#### Supplied information
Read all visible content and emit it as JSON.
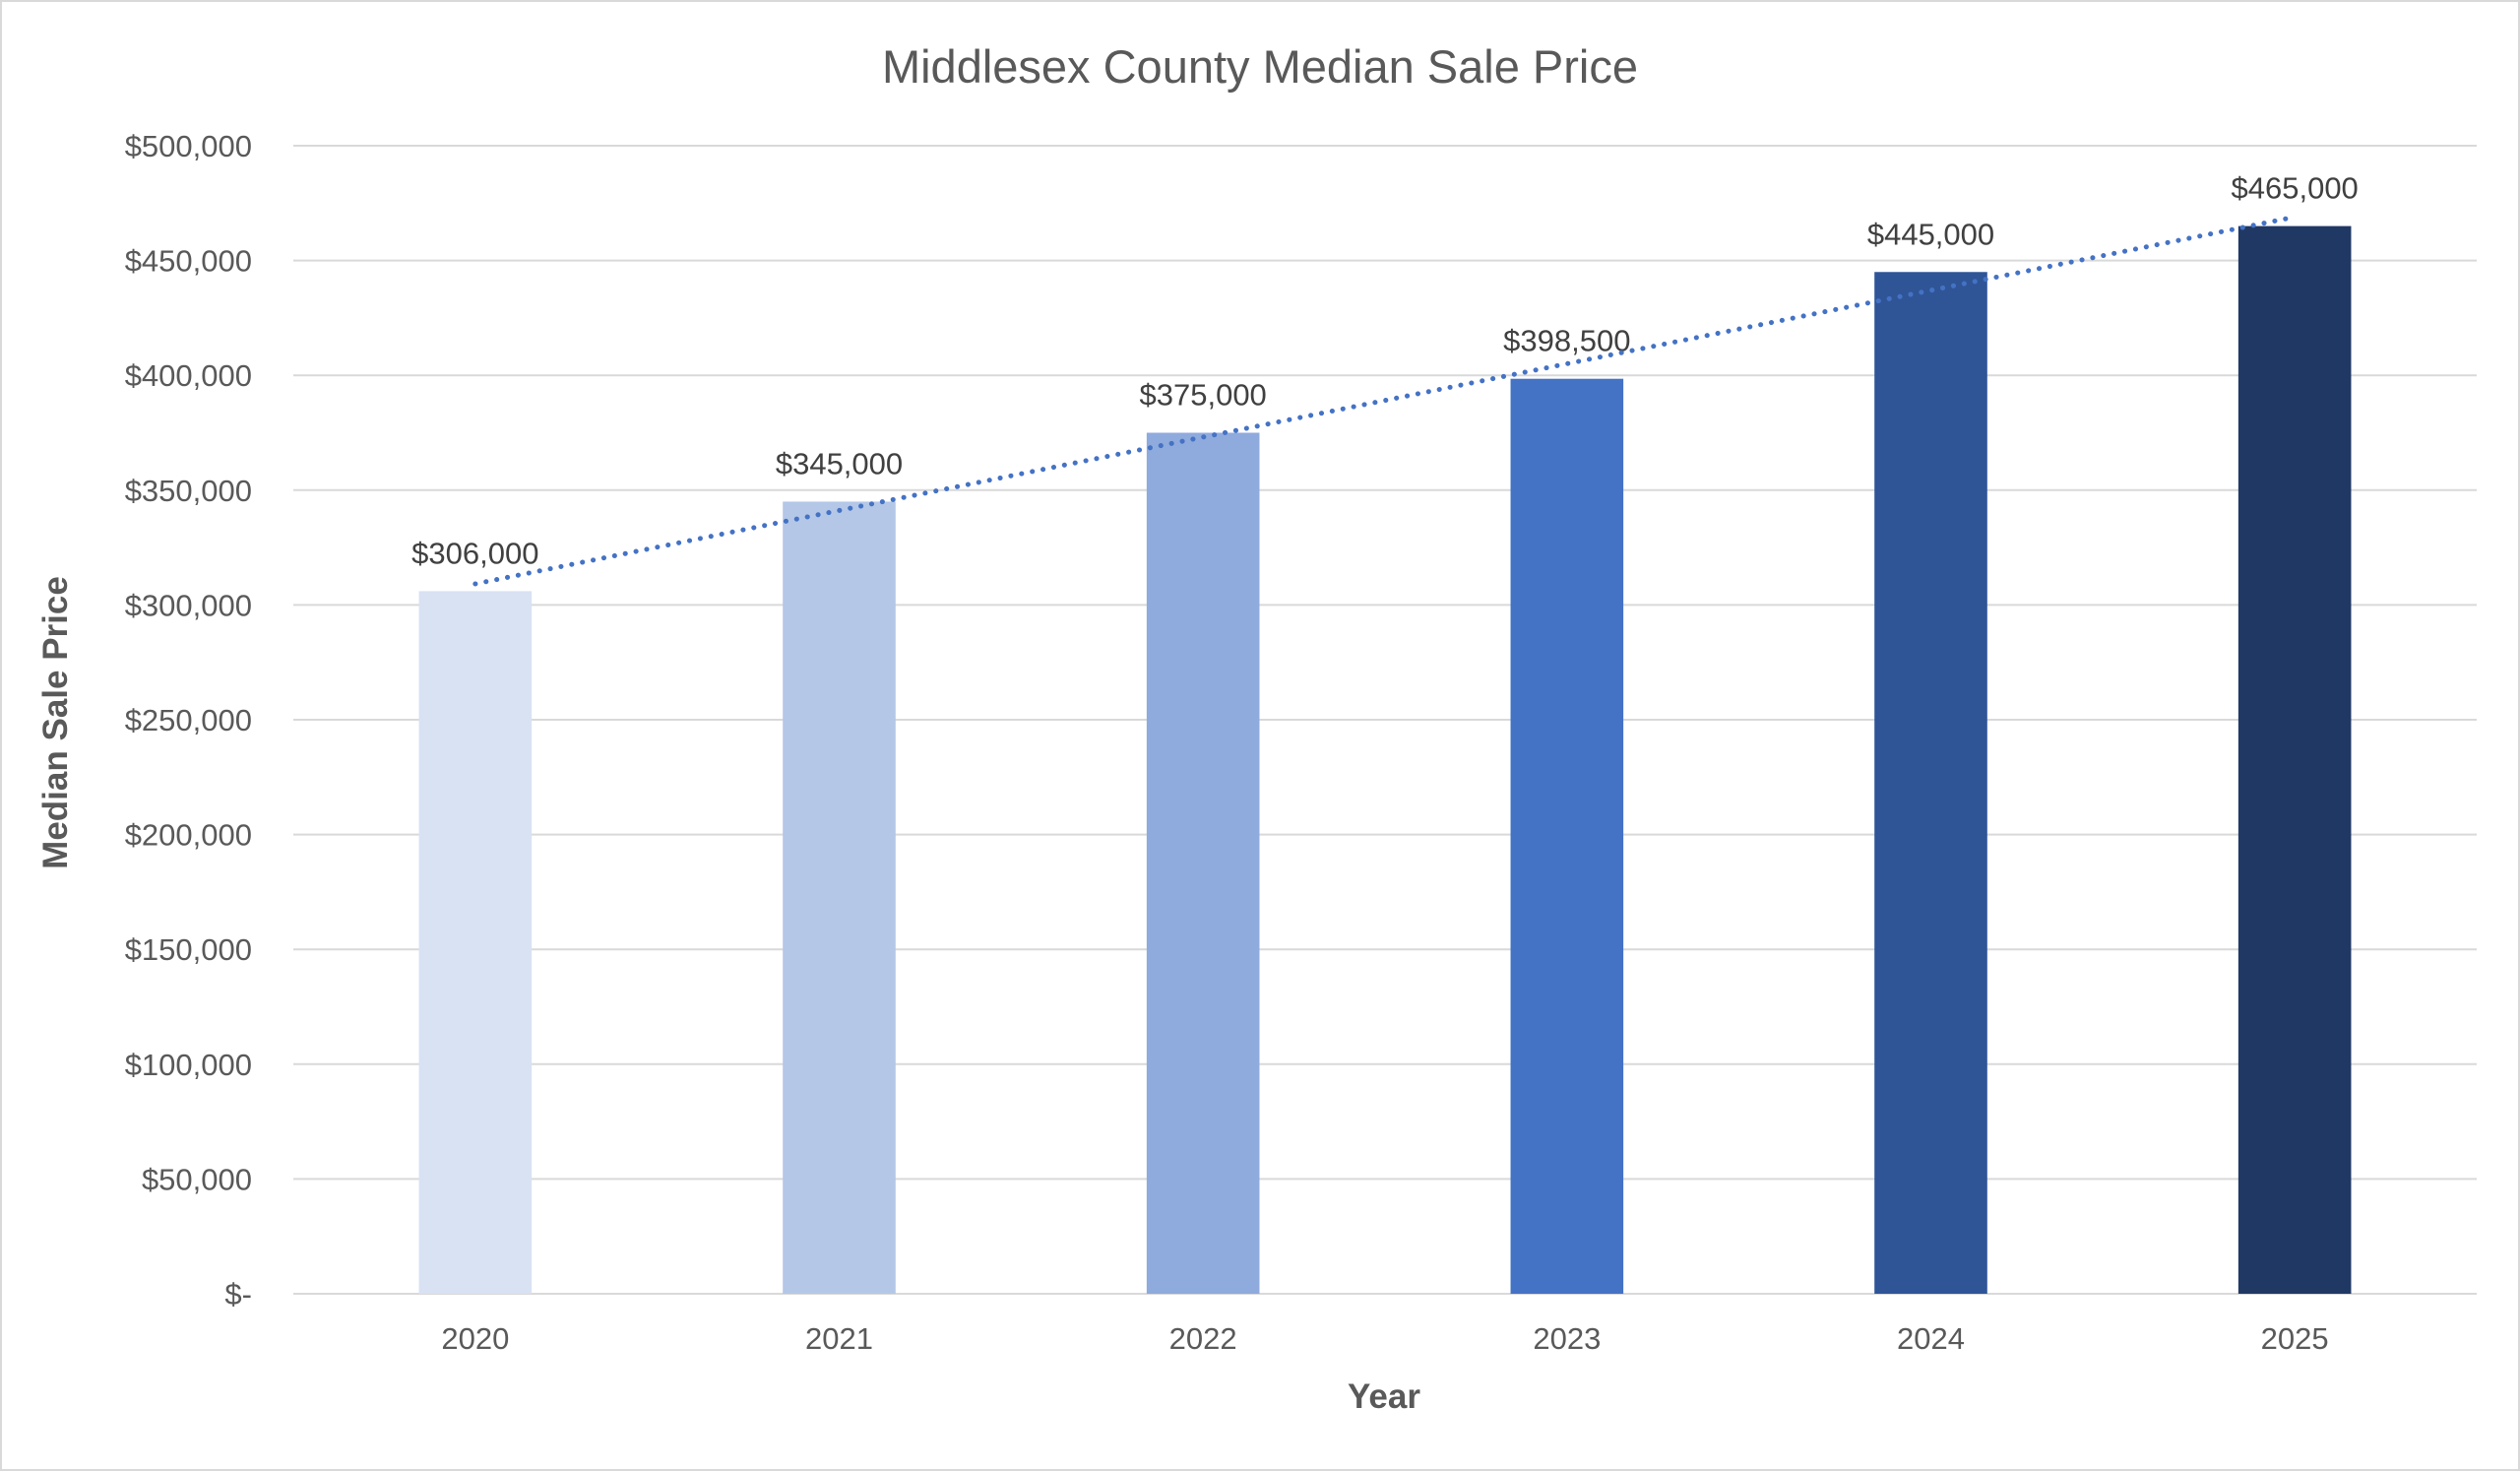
{
  "chart_data": {
    "type": "bar",
    "title": "Middlesex County Median Sale Price",
    "xlabel": "Year",
    "ylabel": "Median Sale Price",
    "categories": [
      "2020",
      "2021",
      "2022",
      "2023",
      "2024",
      "2025"
    ],
    "values": [
      306000,
      345000,
      375000,
      398500,
      445000,
      465000
    ],
    "data_labels": [
      "$306,000",
      "$345,000",
      "$375,000",
      "$398,500",
      "$445,000",
      "$465,000"
    ],
    "ylim": [
      0,
      500000
    ],
    "y_ticks": [
      0,
      50000,
      100000,
      150000,
      200000,
      250000,
      300000,
      350000,
      400000,
      450000,
      500000
    ],
    "y_tick_labels": [
      "$-",
      "$50,000",
      "$100,000",
      "$150,000",
      "$200,000",
      "$250,000",
      "$300,000",
      "$350,000",
      "$400,000",
      "$450,000",
      "$500,000"
    ],
    "bar_colors": [
      "#d9e2f3",
      "#b4c7e7",
      "#8faadc",
      "#4472c4",
      "#2f5597",
      "#203864"
    ],
    "grid": true,
    "legend": "none",
    "trendline": {
      "type": "linear",
      "style": "dotted",
      "color": "#4472c4"
    }
  }
}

#### Work required
Go through the records above and copy every line with the word "Median".

#### Output of the exercise
    "title": "Middlesex County Median Sale Price",
    "ylabel": "Median Sale Price",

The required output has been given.